Data listing
--

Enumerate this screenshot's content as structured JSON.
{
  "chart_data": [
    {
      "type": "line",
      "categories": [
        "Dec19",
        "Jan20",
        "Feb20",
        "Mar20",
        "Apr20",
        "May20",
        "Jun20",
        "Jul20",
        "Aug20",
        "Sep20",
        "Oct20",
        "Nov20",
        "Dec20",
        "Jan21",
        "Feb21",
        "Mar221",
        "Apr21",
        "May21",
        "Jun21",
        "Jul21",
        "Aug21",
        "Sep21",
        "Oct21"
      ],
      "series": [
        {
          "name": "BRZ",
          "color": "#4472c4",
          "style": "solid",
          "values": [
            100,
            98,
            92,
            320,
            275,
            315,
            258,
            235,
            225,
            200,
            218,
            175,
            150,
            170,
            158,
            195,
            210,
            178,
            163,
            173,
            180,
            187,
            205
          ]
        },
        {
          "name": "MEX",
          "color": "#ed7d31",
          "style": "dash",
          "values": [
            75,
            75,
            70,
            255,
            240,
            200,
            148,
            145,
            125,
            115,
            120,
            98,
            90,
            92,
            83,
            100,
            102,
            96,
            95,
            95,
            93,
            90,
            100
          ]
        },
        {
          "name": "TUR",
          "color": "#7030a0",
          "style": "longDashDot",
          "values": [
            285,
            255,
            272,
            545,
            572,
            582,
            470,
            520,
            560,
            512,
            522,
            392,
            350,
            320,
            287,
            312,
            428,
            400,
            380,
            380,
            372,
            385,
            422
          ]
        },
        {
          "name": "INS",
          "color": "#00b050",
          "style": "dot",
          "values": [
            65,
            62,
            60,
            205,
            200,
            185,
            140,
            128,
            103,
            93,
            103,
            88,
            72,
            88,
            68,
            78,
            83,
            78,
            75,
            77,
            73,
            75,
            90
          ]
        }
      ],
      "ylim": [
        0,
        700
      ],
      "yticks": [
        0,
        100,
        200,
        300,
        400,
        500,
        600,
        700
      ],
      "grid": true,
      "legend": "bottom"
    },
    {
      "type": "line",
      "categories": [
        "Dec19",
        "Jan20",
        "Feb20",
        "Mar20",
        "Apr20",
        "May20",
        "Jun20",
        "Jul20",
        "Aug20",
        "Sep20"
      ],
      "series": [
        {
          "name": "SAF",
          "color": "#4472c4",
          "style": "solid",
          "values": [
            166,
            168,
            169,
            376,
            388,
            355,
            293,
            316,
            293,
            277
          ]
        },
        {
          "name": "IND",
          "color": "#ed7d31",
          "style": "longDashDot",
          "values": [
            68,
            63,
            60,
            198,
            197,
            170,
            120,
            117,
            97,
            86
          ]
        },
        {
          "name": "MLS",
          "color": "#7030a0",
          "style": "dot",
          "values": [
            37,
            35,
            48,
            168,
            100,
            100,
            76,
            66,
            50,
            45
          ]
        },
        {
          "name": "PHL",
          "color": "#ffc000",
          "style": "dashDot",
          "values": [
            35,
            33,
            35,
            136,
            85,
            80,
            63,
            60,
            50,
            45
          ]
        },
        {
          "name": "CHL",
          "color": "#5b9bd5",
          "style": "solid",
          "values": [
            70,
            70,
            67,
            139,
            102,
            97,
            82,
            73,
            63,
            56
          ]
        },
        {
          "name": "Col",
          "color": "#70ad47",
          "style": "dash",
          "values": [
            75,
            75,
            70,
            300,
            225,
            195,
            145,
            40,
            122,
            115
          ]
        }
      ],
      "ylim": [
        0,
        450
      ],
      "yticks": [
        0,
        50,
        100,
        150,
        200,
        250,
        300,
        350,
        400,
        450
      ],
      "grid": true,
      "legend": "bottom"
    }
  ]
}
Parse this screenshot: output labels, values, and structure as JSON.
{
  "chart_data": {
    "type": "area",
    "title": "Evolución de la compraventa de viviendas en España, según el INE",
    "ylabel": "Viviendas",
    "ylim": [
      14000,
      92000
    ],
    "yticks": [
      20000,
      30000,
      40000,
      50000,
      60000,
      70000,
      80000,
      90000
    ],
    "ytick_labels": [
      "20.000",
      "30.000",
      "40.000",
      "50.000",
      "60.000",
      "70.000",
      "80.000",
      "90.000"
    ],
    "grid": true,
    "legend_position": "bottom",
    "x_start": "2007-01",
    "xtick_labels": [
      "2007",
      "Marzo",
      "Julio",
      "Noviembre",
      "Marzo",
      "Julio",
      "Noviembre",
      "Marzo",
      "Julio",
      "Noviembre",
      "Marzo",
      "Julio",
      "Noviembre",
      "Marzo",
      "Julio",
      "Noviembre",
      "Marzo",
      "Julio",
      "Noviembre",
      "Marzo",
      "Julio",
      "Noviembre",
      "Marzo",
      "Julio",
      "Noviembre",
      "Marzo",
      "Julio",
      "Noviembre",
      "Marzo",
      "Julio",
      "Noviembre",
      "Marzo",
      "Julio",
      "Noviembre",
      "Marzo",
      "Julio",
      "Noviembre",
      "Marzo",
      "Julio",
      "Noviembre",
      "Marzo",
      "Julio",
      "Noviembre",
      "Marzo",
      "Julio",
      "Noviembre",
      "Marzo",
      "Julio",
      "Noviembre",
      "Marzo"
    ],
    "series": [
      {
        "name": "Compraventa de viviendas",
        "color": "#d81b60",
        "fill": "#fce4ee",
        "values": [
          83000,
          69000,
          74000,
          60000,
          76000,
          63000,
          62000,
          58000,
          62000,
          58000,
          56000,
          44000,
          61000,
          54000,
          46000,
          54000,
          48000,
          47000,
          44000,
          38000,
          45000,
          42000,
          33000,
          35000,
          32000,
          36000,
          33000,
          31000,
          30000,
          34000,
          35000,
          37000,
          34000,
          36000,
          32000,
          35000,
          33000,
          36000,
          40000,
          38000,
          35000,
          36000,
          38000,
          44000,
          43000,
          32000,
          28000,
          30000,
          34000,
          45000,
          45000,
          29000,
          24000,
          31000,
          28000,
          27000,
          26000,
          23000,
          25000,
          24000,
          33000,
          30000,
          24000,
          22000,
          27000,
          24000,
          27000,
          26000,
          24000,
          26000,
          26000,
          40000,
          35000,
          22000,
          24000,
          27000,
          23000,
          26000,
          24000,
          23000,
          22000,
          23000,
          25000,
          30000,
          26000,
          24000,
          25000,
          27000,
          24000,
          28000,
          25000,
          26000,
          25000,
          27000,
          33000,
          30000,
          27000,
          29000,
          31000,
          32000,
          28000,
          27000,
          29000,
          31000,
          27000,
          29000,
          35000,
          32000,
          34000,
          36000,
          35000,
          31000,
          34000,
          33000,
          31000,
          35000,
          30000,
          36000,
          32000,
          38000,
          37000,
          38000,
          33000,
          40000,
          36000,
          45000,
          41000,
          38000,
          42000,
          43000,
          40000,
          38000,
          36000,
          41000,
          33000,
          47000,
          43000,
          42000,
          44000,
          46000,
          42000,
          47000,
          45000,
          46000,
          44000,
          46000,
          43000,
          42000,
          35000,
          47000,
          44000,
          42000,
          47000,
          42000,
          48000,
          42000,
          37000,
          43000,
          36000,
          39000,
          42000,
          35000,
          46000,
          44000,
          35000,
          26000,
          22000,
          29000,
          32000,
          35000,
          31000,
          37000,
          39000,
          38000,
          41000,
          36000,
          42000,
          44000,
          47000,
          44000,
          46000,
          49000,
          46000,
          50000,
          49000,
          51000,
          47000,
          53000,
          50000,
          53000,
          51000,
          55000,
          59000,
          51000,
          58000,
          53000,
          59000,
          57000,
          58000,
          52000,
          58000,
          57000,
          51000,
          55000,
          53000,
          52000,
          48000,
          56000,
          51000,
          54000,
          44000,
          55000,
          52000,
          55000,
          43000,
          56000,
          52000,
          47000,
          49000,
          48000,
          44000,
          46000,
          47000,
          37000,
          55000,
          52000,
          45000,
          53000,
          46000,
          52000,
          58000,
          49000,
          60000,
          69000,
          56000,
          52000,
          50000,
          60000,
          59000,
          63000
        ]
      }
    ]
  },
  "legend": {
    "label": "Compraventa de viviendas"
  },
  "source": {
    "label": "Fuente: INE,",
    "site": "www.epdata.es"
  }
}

--

### Given problem
Across the material above, how many lines include the string "color"? Only the number is wanted.

### Result
11